_Work to be completed_. Identify every line containing the word "αὐτὰ" and reproduce each one.

_Source data_.

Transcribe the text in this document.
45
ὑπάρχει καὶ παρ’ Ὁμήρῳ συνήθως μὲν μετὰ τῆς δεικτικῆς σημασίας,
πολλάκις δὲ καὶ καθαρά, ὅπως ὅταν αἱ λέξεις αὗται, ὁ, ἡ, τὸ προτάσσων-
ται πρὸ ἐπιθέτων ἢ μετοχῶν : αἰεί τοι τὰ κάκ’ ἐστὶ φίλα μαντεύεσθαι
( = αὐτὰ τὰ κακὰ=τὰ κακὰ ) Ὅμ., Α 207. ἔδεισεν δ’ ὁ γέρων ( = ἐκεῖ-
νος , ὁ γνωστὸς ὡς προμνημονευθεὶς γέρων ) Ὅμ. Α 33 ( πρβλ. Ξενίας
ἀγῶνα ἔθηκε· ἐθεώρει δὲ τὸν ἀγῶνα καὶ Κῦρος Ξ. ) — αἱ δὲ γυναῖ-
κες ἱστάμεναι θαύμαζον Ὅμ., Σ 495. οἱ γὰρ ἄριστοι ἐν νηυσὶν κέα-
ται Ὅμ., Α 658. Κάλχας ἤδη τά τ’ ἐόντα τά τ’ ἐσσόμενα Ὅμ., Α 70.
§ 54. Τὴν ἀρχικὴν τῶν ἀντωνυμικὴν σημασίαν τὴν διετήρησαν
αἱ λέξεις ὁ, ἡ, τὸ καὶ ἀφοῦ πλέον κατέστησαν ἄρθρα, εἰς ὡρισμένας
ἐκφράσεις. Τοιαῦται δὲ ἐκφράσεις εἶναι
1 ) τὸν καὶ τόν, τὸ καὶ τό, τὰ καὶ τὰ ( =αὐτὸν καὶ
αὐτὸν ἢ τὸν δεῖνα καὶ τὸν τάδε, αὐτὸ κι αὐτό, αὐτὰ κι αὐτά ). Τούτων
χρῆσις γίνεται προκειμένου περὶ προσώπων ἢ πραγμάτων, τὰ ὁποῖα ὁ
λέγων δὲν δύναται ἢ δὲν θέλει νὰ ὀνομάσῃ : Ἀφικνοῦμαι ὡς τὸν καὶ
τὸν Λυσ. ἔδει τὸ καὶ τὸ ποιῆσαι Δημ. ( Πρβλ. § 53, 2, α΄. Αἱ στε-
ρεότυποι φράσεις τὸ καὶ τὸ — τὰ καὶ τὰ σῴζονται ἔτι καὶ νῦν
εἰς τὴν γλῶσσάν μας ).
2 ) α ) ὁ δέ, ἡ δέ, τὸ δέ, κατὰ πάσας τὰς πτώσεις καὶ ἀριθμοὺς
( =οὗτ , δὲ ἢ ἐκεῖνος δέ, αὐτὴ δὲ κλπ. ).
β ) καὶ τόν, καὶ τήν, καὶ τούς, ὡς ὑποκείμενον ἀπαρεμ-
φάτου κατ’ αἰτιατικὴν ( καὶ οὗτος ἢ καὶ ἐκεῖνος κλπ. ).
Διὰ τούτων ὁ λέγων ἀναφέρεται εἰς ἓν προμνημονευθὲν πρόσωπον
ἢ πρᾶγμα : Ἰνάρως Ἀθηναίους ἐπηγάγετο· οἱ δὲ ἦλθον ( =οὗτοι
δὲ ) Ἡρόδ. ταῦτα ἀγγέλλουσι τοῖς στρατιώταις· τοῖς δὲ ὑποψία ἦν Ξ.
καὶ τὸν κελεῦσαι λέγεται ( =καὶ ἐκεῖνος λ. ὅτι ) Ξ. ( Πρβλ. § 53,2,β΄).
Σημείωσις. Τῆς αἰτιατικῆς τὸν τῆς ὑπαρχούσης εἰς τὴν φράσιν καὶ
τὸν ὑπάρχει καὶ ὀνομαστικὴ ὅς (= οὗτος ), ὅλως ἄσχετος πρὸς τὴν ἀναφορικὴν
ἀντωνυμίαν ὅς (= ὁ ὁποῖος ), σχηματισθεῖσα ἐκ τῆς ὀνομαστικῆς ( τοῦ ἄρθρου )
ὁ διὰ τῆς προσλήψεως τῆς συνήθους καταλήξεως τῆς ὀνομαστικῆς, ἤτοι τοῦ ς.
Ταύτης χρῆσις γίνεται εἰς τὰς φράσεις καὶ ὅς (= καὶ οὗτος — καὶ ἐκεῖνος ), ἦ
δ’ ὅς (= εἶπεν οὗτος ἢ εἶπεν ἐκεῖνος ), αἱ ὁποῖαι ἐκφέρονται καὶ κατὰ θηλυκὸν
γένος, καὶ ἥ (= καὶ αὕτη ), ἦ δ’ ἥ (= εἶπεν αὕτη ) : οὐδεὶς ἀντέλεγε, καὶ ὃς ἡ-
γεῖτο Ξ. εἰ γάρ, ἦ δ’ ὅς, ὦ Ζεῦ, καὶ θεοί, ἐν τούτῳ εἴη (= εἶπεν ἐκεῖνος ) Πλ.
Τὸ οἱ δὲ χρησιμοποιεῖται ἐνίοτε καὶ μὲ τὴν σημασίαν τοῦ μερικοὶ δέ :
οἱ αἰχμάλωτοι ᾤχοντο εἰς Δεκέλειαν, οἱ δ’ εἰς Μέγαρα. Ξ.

_Result of this task_.
( = αὐτὰ τὰ κακὰ=τὰ κακὰ ) Ὅμ., Α 207. ἔδεισεν δ’ ὁ γέρων ( = ἐκεῖ-
αὐτὸν ἢ τὸν δεῖνα καὶ τὸν τάδε, αὐτὸ κι αὐτό, αὐτὰ κι αὐτά ). Τούτων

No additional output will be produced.